Go through the records and show each line where the word "glyph" occurs.

Stored entries:
+-------+
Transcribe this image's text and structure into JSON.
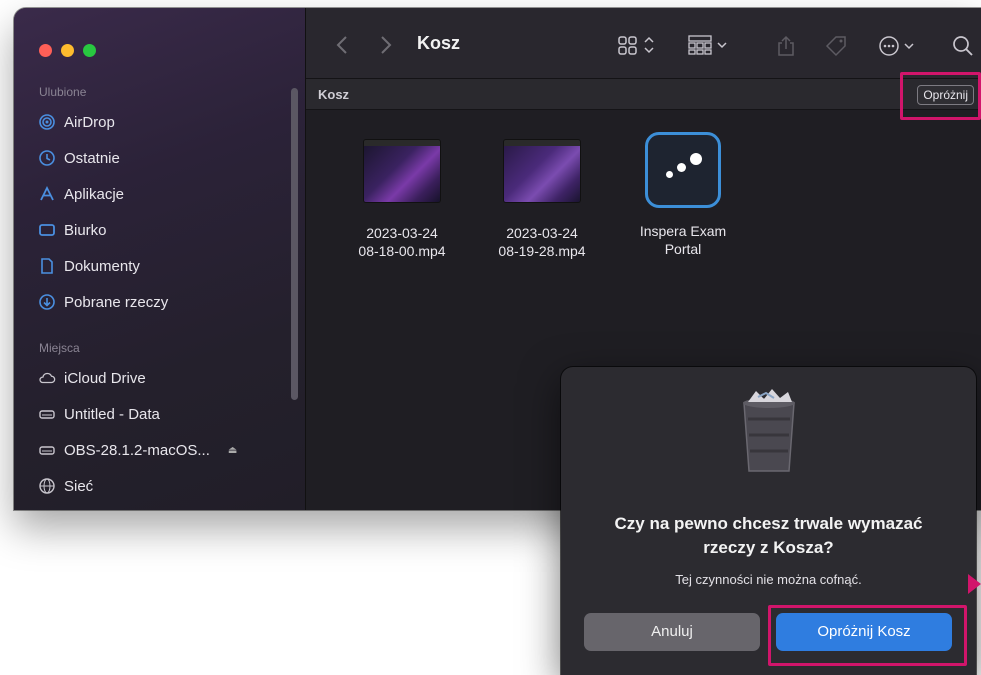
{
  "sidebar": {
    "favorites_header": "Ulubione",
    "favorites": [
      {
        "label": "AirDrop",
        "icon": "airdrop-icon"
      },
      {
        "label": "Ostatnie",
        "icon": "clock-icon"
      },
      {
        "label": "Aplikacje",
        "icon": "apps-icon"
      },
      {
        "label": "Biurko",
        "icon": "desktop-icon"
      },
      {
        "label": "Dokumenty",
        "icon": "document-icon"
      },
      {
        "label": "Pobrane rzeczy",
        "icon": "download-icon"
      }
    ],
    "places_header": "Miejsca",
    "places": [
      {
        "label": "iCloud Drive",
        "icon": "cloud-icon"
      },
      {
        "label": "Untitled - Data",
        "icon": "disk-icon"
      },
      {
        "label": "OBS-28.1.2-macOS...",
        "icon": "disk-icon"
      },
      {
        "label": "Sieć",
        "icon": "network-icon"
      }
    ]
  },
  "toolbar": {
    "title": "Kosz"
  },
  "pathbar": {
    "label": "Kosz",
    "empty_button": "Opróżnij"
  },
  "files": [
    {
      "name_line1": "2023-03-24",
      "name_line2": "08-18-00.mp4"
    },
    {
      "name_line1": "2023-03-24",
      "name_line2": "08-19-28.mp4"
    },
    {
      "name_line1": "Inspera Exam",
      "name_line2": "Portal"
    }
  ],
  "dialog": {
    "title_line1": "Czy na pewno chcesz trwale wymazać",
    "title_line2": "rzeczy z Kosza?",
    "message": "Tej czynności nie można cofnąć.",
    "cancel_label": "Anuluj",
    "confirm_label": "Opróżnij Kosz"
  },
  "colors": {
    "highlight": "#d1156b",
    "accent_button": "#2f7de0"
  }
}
+-------+
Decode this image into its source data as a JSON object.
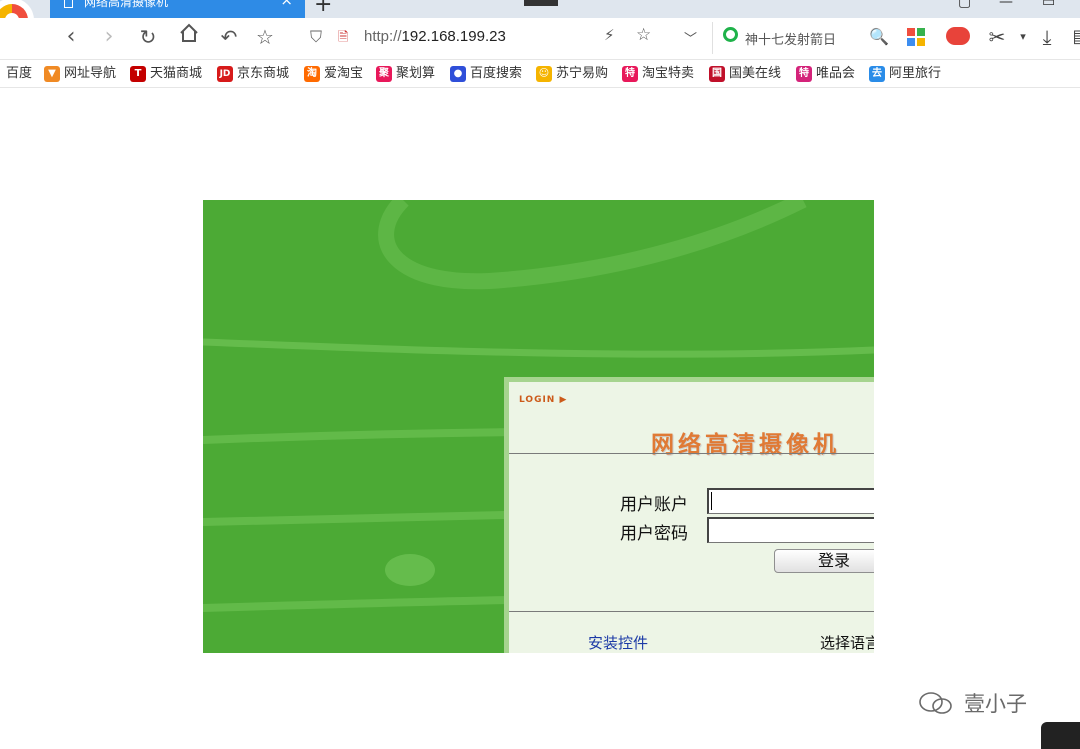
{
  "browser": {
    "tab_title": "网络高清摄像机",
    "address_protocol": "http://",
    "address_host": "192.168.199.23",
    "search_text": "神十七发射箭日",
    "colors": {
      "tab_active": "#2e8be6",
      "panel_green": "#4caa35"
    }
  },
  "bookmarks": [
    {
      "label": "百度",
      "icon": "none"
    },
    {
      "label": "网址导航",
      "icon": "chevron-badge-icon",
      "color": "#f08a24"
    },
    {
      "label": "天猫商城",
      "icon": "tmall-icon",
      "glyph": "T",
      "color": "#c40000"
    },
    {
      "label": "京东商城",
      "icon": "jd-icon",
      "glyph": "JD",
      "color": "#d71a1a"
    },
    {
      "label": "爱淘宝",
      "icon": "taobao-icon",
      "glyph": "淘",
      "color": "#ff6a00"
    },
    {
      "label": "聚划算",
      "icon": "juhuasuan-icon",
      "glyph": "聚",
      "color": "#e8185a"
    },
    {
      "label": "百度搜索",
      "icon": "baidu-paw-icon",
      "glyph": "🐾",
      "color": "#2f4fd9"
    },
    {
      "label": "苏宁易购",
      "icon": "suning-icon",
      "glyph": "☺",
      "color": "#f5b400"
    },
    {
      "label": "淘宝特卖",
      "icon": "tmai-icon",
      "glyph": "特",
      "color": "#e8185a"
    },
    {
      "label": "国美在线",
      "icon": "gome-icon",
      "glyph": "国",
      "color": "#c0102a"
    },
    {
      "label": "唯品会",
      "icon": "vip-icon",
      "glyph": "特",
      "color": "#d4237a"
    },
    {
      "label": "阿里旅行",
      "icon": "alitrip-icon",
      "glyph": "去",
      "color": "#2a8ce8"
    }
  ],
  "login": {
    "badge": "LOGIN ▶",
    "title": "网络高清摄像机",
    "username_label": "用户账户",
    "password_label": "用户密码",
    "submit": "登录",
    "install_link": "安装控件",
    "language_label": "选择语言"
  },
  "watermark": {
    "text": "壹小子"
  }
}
+-------+
EXERCISE ANSWER:
      "glyph": "T",
      "glyph": "JD",
      "glyph": "淘",
      "glyph": "聚",
      "glyph": "🐾",
      "glyph": "☺",
      "glyph": "特",
      "glyph": "国",
      "glyph": "特",
      "glyph": "去",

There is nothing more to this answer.